--- MATERIAL FOR THE TASK ---

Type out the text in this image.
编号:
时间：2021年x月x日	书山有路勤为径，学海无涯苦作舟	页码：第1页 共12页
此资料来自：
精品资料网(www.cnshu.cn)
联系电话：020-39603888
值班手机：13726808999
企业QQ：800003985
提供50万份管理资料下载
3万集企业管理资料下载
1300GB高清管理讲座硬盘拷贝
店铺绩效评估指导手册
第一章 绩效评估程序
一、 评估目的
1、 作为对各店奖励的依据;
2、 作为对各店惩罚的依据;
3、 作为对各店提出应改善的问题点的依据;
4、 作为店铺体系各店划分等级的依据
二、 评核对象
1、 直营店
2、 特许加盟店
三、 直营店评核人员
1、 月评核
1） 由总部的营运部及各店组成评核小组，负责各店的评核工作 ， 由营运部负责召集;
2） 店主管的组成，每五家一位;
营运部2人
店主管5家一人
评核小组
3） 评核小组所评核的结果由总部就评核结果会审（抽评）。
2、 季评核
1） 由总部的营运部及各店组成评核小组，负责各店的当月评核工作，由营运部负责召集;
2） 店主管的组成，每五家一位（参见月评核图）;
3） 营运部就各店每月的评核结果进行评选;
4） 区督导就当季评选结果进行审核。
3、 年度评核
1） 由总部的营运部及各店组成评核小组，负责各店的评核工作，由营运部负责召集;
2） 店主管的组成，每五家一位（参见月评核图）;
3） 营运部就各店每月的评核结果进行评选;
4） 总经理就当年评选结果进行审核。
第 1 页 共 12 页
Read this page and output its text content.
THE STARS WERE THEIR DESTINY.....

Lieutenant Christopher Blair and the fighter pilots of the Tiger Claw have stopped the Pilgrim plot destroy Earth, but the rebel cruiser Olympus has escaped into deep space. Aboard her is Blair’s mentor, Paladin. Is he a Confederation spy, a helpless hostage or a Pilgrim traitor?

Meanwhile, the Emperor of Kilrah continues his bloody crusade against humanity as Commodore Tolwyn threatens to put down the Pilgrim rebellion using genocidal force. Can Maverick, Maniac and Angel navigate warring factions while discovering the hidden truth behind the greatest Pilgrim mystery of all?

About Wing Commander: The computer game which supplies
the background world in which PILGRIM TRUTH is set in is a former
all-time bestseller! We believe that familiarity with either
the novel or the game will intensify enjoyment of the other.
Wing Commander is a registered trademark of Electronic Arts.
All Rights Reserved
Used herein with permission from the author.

---

_WHAT YOU WILL DO_.
Print every line of the records exactly. Omit nothing.

_CORRECT OUTPUT_.
Type out the text in this image.
编号:
时间：2021年x月x日	书山有路勤为径，学海无涯苦作舟	页码：第1页 共12页
此资料来自：
精品资料网(www.cnshu.cn)
联系电话：020-39603888
值班手机：13726808999
企业QQ：800003985
提供50万份管理资料下载
3万集企业管理资料下载
1300GB高清管理讲座硬盘拷贝
店铺绩效评估指导手册
第一章 绩效评估程序
一、 评估目的
1、 作为对各店奖励的依据;
2、 作为对各店惩罚的依据;
3、 作为对各店提出应改善的问题点的依据;
4、 作为店铺体系各店划分等级的依据
二、 评核对象
1、 直营店
2、 特许加盟店
三、 直营店评核人员
1、 月评核
1） 由总部的营运部及各店组成评核小组，负责各店的评核工作 ， 由营运部负责召集;
2） 店主管的组成，每五家一位;
营运部2人
店主管5家一人
评核小组
3） 评核小组所评核的结果由总部就评核结果会审（抽评）。
2、 季评核
1） 由总部的营运部及各店组成评核小组，负责各店的当月评核工作，由营运部负责召集;
2） 店主管的组成，每五家一位（参见月评核图）;
3） 营运部就各店每月的评核结果进行评选;
4） 区督导就当季评选结果进行审核。
3、 年度评核
1） 由总部的营运部及各店组成评核小组，负责各店的评核工作，由营运部负责召集;
2） 店主管的组成，每五家一位（参见月评核图）;
3） 营运部就各店每月的评核结果进行评选;
4） 总经理就当年评选结果进行审核。
第 1 页 共 12 页
Read this page and output its text content.
THE STARS WERE THEIR DESTINY.....

Lieutenant Christopher Blair and the fighter pilots of the Tiger Claw have stopped the Pilgrim plot destroy Earth, but the rebel cruiser Olympus has escaped into deep space. Aboard her is Blair’s mentor, Paladin. Is he a Confederation spy, a helpless hostage or a Pilgrim traitor?

Meanwhile, the Emperor of Kilrah continues his bloody crusade against humanity as Commodore Tolwyn threatens to put down the Pilgrim rebellion using genocidal force. Can Maverick, Maniac and Angel navigate warring factions while discovering the hidden truth behind the greatest Pilgrim mystery of all?

About Wing Commander: The computer game which supplies
the background world in which PILGRIM TRUTH is set in is a former
all-time bestseller! We believe that familiarity with either
the novel or the game will intensify enjoyment of the other.
Wing Commander is a registered trademark of Electronic Arts.
All Rights Reserved
Used herein with permission from the author.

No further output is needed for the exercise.